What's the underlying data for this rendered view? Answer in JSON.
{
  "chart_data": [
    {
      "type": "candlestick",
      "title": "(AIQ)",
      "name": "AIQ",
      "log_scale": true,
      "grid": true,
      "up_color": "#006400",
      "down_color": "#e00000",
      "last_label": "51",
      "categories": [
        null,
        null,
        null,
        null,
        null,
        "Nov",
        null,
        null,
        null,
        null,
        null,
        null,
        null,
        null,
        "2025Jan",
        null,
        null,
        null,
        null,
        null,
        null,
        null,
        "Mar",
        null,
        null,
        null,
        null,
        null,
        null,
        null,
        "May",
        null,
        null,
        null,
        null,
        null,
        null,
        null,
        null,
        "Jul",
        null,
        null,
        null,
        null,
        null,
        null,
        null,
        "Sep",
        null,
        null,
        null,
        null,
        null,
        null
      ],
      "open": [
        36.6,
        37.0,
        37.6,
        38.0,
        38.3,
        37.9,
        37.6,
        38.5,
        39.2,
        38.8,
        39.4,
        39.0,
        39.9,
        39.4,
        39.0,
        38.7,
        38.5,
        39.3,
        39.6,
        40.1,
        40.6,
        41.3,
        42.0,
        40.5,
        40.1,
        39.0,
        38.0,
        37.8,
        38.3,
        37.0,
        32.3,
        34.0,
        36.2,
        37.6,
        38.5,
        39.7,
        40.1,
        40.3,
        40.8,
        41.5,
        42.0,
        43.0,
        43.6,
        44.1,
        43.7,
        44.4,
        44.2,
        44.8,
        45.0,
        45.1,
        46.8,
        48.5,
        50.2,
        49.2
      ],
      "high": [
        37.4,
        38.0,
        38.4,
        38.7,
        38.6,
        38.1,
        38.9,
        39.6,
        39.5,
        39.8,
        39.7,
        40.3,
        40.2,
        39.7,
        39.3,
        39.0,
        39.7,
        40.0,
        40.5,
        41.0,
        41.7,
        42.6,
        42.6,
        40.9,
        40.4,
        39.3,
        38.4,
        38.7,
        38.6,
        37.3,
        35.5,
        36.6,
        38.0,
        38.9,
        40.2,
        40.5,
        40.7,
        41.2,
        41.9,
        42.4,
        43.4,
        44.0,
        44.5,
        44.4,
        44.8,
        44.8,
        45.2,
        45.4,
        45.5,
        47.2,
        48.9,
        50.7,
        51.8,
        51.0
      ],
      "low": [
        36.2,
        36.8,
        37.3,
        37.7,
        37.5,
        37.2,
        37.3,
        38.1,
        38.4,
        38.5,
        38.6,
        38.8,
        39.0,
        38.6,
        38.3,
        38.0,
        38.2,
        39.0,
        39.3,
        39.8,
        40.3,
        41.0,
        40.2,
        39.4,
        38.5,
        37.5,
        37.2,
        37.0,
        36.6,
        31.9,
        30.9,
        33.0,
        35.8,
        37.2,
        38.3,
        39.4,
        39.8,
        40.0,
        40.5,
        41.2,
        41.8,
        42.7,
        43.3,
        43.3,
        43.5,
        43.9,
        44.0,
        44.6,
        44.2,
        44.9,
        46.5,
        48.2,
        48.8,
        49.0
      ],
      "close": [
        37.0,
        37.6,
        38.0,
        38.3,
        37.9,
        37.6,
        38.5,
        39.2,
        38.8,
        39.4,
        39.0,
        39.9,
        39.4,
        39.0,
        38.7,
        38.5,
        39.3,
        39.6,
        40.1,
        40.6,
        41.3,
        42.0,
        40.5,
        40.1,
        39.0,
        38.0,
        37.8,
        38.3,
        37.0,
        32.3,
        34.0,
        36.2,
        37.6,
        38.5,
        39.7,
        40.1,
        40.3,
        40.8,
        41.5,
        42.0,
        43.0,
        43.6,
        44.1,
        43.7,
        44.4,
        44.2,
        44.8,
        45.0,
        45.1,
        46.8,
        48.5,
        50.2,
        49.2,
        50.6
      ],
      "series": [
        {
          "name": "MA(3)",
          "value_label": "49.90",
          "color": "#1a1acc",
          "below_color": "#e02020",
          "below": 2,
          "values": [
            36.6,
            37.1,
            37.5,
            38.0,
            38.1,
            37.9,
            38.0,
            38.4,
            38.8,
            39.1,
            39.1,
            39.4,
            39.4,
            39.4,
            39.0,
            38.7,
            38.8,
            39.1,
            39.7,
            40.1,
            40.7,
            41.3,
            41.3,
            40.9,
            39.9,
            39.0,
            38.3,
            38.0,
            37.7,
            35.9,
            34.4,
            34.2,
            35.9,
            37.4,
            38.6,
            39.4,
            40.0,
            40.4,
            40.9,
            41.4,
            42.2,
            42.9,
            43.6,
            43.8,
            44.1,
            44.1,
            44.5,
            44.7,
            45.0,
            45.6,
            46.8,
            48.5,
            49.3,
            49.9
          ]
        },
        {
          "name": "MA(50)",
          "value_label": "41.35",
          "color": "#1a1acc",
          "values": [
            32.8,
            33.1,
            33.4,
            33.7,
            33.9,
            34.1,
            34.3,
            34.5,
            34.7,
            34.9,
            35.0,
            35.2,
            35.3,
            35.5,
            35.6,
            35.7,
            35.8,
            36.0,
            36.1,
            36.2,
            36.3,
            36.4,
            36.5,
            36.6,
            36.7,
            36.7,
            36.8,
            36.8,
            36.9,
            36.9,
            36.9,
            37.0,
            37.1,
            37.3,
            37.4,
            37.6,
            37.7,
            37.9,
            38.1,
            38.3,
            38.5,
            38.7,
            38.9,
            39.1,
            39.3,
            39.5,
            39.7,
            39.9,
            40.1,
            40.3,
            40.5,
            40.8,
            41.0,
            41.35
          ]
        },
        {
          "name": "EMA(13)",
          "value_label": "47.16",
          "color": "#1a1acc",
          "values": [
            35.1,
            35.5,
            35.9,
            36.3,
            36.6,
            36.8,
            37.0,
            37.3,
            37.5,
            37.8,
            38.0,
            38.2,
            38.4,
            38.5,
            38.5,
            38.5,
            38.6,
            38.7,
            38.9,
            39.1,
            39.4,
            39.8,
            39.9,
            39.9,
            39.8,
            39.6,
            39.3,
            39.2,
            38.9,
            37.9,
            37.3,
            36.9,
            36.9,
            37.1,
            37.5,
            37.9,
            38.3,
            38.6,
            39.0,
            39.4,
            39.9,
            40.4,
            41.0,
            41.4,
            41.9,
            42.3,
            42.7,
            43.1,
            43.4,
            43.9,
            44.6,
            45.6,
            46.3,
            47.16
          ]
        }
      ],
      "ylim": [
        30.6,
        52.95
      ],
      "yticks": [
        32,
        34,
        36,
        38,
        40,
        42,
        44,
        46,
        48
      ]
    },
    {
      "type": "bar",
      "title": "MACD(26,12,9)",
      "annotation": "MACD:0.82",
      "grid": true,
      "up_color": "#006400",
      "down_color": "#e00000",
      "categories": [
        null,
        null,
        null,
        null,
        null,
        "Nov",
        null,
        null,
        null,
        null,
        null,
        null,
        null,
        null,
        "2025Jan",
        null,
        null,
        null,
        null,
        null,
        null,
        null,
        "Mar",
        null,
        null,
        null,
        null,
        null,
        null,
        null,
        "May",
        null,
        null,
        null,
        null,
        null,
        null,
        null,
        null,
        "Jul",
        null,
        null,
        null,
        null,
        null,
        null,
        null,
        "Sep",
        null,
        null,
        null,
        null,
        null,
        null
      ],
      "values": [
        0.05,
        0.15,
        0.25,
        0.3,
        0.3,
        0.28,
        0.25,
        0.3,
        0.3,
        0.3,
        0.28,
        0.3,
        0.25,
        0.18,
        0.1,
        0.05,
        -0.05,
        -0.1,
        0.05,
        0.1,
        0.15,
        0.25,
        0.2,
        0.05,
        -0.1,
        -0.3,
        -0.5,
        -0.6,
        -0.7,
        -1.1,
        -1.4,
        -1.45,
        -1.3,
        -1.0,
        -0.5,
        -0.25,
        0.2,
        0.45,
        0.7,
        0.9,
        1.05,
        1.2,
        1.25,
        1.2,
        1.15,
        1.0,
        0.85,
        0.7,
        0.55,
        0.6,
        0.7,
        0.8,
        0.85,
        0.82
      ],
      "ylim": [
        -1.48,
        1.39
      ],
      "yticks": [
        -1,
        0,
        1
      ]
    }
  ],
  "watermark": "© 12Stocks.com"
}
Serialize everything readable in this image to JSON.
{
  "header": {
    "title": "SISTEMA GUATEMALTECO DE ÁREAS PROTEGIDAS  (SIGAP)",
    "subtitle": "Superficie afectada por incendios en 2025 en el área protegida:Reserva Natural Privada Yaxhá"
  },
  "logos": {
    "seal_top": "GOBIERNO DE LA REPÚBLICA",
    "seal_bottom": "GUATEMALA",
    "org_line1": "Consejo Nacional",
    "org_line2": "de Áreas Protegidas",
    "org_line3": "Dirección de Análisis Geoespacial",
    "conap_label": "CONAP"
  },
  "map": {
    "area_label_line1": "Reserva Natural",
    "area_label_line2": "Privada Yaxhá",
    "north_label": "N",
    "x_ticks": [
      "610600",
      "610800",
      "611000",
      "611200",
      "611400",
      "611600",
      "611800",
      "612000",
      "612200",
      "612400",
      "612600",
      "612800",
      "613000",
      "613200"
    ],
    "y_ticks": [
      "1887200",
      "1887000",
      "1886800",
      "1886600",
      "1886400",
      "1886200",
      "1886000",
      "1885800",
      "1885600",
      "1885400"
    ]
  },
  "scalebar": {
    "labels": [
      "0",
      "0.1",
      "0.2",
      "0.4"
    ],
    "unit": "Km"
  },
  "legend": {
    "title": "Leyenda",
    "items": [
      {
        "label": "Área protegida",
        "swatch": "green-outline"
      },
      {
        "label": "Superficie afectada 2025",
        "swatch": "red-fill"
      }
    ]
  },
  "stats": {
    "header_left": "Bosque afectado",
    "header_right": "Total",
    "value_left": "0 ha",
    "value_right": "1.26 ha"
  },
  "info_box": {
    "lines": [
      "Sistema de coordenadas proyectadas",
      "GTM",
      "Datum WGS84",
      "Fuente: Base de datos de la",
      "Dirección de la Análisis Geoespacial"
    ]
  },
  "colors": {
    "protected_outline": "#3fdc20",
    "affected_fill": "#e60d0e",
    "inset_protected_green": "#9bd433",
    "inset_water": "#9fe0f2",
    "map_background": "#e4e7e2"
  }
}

☆ ☆ ☆ ☆ ☆ ☆ ☆

= Given exercise =
Report only a number: how many lines in the material above contain the string "Geoespacial".

= Response to this exercise =
2